## Stated problem
Count lines, not occurrences: report how many lines in the records hold the string "object", and nothing else.

>> BEGIN Data listing

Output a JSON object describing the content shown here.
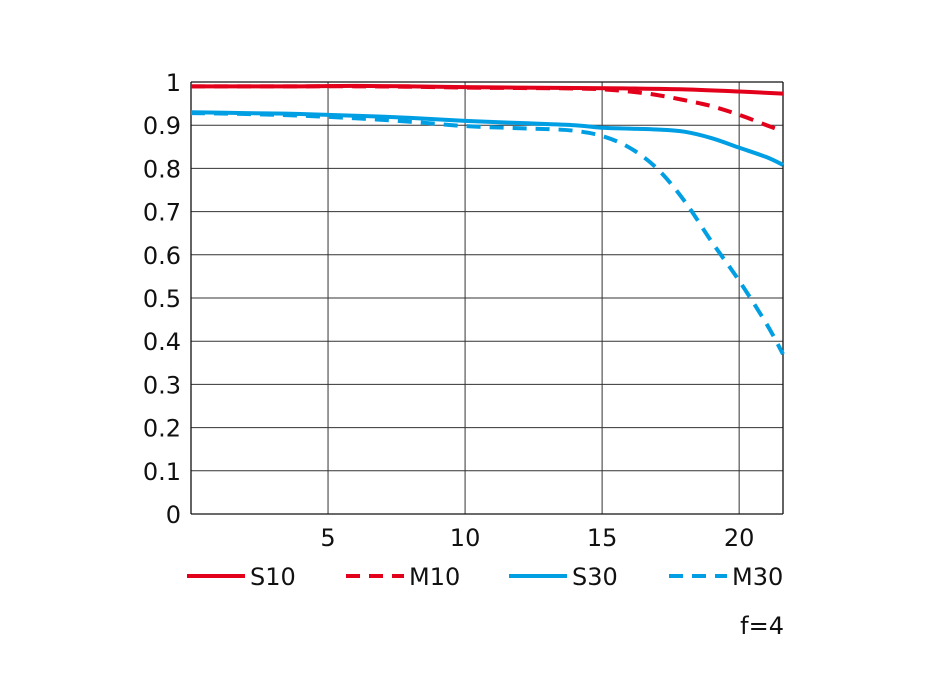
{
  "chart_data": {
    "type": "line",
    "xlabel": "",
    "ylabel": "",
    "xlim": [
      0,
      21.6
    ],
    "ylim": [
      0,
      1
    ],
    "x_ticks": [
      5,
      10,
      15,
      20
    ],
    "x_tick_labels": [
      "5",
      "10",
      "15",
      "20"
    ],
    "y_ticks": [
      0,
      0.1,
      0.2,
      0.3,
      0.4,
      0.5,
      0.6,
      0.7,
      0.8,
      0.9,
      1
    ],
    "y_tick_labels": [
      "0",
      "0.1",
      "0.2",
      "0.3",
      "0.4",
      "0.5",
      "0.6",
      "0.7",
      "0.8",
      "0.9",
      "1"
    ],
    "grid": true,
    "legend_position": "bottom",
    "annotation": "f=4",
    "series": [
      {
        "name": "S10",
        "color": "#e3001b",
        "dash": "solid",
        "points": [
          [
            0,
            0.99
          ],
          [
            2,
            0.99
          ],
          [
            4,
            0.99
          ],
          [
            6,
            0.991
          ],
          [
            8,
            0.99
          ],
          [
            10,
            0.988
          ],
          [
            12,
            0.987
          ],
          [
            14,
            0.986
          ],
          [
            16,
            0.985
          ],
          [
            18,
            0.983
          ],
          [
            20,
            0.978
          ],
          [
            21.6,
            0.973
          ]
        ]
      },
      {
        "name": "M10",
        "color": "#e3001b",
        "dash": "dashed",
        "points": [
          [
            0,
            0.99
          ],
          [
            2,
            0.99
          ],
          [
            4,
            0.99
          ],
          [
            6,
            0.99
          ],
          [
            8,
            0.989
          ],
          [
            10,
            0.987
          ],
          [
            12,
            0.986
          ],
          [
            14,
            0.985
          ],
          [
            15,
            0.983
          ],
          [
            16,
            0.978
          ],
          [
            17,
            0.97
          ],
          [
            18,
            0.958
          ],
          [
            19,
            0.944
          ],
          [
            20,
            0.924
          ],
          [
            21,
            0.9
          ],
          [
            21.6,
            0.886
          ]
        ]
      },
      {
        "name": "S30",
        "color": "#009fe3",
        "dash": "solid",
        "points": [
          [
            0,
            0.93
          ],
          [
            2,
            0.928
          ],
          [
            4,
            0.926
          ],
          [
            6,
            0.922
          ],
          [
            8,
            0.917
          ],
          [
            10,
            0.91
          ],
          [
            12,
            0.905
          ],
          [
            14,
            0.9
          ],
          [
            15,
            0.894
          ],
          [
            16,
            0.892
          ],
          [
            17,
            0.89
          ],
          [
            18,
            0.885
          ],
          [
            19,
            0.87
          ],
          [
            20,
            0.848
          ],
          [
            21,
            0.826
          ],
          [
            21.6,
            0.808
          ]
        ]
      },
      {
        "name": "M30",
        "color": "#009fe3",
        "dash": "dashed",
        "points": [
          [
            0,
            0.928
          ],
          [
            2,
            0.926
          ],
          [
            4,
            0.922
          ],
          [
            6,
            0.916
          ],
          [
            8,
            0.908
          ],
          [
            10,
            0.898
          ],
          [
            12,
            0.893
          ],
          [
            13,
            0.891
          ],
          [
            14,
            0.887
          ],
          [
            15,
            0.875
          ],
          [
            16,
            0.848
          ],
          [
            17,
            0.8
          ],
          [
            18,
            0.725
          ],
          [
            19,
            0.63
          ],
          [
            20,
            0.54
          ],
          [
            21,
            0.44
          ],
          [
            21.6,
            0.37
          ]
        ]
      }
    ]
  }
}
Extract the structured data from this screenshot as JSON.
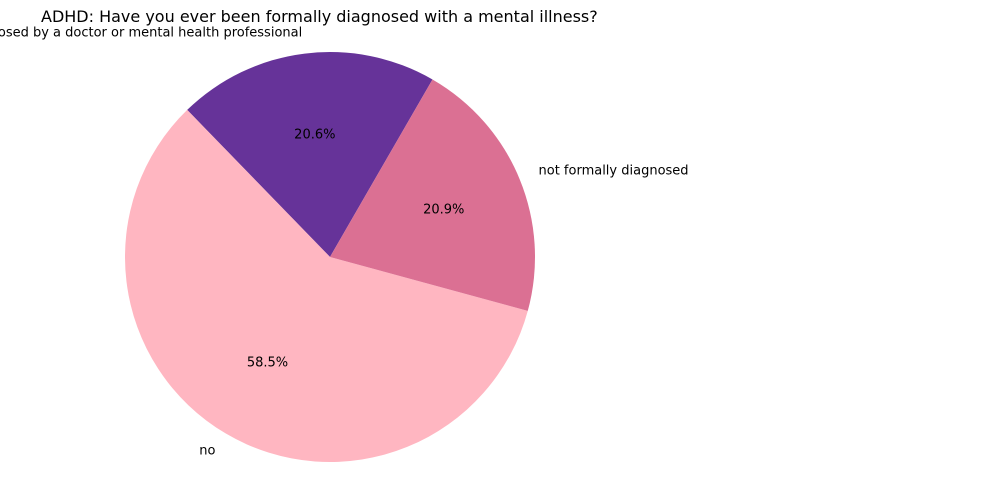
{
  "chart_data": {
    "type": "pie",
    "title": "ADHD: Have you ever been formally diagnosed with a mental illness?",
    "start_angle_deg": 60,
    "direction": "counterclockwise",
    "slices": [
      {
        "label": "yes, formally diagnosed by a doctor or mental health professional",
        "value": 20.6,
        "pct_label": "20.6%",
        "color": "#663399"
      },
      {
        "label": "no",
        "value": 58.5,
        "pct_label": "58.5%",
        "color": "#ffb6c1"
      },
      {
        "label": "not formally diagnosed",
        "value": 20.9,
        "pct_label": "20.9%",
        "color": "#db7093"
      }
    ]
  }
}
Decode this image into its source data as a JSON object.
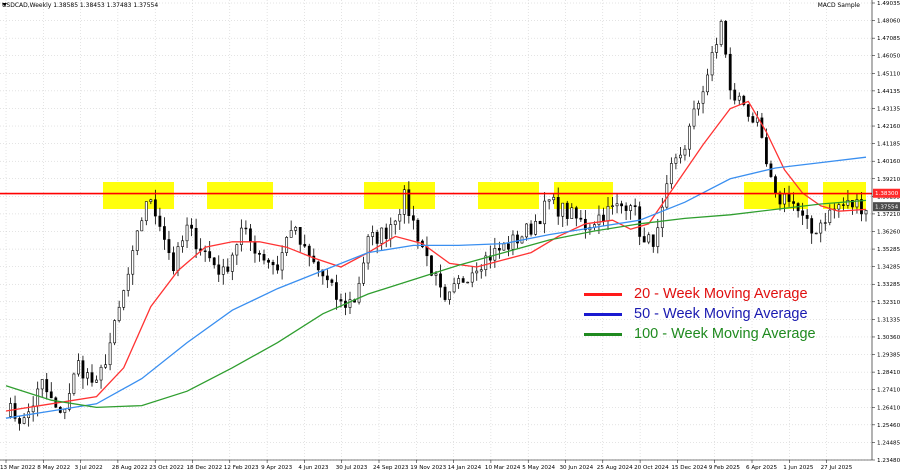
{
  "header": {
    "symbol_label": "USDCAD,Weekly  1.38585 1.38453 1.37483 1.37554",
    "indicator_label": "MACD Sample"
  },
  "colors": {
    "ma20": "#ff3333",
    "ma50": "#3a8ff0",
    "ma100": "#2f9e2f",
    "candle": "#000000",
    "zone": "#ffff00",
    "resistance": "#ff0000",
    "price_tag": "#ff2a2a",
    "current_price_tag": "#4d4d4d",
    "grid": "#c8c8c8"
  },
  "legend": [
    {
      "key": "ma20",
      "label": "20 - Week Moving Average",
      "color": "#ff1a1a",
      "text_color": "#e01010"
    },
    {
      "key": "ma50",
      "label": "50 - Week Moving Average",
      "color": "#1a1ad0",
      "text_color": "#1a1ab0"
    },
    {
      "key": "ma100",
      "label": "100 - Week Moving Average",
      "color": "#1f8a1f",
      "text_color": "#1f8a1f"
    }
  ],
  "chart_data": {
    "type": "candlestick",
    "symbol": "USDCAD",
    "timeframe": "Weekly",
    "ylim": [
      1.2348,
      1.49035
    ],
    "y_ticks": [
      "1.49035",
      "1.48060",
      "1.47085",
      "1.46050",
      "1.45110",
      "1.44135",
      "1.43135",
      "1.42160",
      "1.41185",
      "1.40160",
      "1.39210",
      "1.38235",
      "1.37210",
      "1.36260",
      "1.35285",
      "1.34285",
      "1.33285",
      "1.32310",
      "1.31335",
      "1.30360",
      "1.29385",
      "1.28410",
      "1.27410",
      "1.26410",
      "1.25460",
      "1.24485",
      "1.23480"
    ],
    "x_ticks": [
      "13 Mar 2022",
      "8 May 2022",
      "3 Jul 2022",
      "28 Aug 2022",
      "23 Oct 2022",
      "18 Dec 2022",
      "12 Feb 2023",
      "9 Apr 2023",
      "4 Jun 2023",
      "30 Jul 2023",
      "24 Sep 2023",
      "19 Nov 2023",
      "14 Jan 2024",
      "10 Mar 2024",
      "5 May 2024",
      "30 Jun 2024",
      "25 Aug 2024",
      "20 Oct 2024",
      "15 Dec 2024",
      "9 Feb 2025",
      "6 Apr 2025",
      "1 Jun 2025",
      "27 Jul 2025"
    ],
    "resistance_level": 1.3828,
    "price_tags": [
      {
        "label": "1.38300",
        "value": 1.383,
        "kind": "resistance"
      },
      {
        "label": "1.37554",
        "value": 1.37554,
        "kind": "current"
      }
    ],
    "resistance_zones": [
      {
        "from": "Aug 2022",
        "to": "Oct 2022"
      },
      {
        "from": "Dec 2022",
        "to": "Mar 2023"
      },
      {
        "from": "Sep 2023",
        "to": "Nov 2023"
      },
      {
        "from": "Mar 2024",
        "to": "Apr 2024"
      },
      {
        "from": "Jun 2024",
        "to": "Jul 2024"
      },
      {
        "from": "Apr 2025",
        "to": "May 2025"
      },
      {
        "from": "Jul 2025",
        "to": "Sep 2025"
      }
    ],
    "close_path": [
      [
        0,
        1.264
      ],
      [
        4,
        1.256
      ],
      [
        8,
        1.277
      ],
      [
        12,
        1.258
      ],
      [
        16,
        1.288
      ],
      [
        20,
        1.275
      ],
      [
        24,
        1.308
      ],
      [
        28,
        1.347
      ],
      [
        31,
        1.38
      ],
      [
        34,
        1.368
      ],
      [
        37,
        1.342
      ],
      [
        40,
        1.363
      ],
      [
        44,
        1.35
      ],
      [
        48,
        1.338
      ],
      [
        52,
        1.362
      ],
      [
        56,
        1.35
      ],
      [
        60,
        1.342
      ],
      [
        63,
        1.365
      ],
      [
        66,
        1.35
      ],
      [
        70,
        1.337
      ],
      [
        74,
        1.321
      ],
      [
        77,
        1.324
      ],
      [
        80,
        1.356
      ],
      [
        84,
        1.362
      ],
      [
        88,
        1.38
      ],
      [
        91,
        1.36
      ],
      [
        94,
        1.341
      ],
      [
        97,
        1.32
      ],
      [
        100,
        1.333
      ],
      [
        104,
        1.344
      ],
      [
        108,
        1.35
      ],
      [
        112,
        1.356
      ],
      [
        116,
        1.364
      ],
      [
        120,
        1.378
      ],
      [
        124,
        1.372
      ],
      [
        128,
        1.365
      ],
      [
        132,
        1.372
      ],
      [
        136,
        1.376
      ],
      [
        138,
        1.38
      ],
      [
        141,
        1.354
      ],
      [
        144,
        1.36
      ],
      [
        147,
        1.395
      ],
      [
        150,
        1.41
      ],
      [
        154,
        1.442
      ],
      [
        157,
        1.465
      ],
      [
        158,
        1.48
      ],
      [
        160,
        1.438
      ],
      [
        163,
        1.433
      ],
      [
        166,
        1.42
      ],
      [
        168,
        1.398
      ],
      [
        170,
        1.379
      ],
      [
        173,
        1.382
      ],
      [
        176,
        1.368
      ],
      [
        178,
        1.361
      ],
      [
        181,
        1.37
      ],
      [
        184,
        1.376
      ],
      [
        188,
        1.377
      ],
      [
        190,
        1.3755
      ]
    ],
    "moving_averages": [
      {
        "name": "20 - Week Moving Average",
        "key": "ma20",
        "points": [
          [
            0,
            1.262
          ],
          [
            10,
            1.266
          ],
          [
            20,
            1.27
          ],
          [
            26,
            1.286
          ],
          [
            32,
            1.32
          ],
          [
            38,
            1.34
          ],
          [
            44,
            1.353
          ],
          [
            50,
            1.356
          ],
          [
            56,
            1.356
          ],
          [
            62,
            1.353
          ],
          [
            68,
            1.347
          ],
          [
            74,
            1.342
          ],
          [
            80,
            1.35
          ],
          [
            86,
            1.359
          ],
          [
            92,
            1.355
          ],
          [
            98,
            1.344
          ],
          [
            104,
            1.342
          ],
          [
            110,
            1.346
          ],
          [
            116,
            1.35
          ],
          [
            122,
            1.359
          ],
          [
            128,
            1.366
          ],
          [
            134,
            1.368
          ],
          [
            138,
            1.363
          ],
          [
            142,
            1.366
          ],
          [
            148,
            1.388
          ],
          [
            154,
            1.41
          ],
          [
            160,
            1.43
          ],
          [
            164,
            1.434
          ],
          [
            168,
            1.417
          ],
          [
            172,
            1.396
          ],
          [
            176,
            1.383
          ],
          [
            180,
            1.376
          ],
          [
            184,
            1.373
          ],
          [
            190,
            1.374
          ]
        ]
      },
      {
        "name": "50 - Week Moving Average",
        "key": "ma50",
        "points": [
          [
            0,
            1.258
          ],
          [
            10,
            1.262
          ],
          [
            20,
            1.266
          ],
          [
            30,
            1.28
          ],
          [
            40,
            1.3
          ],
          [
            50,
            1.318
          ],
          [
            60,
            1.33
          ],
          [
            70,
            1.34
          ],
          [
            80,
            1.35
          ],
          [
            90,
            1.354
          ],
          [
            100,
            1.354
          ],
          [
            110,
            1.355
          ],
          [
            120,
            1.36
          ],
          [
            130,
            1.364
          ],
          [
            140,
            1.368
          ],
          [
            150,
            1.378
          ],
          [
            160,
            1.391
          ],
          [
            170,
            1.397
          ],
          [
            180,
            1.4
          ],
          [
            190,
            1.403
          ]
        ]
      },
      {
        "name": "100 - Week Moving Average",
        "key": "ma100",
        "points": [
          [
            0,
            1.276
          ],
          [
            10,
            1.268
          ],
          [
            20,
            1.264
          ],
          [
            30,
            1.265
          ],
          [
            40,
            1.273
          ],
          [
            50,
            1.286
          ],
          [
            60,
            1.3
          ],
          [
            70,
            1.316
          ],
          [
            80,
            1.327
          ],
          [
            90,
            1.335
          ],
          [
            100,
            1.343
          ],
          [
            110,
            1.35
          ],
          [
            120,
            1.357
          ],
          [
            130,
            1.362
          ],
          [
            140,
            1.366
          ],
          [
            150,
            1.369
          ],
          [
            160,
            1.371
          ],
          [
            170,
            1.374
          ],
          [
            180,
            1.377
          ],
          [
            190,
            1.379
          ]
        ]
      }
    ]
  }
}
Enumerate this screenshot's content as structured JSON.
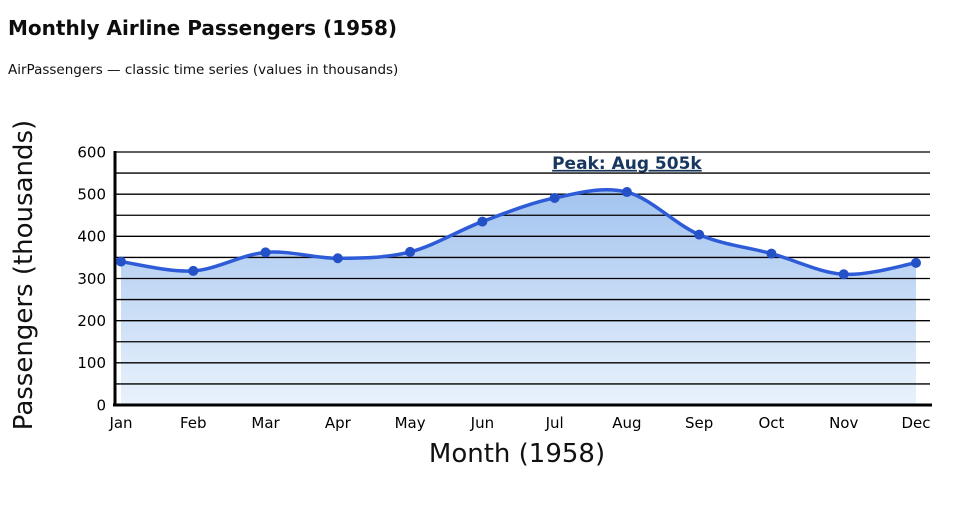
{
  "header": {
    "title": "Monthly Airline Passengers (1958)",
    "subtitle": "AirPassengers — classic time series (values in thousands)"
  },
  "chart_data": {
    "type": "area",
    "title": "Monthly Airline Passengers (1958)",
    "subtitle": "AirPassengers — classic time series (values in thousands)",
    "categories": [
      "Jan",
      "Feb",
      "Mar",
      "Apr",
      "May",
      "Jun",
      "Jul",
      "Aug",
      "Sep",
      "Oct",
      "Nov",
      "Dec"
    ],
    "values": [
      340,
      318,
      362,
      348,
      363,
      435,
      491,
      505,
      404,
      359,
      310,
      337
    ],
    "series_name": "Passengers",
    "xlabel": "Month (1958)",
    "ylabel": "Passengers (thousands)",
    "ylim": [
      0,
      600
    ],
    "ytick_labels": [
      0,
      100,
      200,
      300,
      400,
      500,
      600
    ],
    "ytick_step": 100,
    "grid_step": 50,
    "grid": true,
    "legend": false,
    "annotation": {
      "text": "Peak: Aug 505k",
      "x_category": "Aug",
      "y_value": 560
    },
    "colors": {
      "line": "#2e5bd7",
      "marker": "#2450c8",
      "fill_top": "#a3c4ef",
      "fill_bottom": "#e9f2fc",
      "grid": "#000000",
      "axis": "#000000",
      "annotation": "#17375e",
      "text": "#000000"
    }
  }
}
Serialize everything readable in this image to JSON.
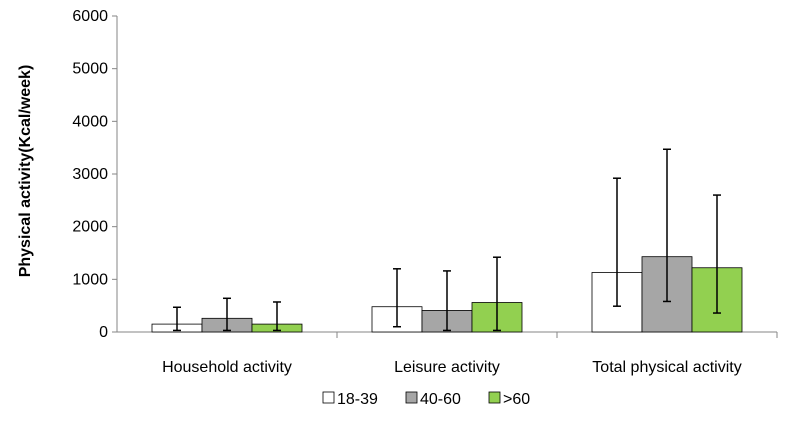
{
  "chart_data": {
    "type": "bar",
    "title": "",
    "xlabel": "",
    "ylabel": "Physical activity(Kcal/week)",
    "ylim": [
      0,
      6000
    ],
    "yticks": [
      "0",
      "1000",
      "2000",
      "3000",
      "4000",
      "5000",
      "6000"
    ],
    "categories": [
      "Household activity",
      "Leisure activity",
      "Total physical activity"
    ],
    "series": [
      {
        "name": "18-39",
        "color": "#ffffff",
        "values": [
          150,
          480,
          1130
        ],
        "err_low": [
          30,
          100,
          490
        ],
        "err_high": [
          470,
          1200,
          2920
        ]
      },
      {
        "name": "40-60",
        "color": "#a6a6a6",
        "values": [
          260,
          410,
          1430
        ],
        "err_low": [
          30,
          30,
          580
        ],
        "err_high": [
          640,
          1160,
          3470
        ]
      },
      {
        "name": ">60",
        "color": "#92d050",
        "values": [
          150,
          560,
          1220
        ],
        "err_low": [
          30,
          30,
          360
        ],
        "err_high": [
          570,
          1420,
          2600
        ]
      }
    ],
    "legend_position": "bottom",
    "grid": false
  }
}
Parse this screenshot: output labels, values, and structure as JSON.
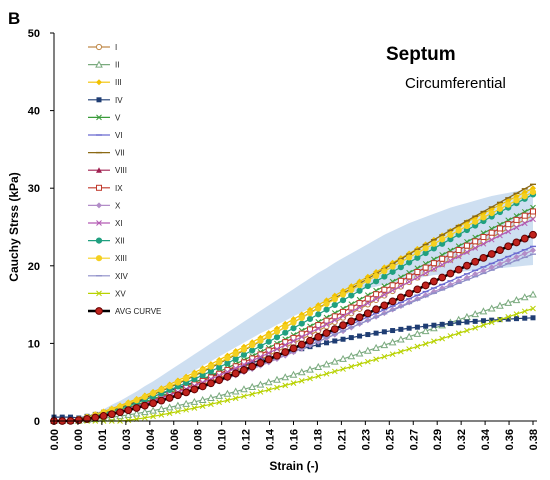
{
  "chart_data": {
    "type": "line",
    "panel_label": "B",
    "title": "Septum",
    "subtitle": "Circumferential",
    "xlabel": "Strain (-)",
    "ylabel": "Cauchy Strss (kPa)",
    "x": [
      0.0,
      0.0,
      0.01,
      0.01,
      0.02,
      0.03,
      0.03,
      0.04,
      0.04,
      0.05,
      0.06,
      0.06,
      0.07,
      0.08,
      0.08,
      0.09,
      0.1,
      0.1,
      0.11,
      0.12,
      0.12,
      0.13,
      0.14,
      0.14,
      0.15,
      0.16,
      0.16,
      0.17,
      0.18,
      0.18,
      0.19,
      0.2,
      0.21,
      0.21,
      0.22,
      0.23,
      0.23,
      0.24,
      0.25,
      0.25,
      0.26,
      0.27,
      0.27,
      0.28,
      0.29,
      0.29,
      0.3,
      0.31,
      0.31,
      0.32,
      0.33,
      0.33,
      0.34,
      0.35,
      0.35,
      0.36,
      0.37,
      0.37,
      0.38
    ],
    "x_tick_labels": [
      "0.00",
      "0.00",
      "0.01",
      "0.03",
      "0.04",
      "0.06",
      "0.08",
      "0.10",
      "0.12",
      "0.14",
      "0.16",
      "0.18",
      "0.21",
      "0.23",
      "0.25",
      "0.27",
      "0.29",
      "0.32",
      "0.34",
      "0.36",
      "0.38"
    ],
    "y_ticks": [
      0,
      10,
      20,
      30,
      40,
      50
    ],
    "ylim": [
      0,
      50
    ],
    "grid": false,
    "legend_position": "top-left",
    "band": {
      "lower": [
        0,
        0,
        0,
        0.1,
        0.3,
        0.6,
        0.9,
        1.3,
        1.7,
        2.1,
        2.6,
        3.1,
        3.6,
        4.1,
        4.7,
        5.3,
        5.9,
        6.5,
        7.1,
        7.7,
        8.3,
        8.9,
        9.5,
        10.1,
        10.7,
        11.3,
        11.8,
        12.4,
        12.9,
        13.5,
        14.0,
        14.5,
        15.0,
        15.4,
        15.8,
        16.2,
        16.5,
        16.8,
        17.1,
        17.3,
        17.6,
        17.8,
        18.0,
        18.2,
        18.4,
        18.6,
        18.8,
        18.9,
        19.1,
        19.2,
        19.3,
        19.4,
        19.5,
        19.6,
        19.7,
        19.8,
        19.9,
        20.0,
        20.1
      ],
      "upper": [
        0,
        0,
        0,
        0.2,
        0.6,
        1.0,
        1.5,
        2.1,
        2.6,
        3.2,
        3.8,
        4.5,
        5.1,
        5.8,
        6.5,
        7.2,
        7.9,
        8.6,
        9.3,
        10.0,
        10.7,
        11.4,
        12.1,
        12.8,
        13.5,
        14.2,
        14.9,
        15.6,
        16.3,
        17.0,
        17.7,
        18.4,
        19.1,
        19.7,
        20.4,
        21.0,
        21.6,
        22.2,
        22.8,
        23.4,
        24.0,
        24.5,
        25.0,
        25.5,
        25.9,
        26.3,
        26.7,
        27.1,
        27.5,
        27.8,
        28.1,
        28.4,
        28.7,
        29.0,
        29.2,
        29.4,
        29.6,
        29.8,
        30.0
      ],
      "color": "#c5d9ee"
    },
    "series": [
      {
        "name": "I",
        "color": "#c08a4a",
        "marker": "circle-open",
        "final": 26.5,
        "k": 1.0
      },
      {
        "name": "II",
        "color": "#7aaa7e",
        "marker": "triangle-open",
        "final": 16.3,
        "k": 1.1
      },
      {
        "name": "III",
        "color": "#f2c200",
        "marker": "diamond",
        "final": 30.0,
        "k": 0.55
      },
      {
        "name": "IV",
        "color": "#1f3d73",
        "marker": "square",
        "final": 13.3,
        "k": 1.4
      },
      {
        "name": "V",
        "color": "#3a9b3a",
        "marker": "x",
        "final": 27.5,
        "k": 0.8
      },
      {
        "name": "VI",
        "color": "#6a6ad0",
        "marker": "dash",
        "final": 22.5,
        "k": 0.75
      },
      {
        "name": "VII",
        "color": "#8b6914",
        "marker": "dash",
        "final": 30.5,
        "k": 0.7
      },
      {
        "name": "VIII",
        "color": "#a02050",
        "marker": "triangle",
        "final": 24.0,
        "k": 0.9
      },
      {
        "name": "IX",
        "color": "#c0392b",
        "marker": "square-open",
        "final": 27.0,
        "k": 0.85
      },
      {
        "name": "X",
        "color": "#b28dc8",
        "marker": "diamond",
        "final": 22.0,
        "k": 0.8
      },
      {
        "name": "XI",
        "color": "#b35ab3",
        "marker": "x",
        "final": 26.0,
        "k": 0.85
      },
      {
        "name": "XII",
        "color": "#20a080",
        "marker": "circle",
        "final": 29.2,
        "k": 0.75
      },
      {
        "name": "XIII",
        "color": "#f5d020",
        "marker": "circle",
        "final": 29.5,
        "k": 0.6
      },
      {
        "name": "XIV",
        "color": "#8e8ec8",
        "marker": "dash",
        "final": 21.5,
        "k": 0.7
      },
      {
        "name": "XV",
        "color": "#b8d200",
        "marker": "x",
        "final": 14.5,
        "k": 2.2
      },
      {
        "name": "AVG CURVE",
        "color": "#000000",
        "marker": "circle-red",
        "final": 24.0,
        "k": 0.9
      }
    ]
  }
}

>> END Data listing

## Response to the exercise
2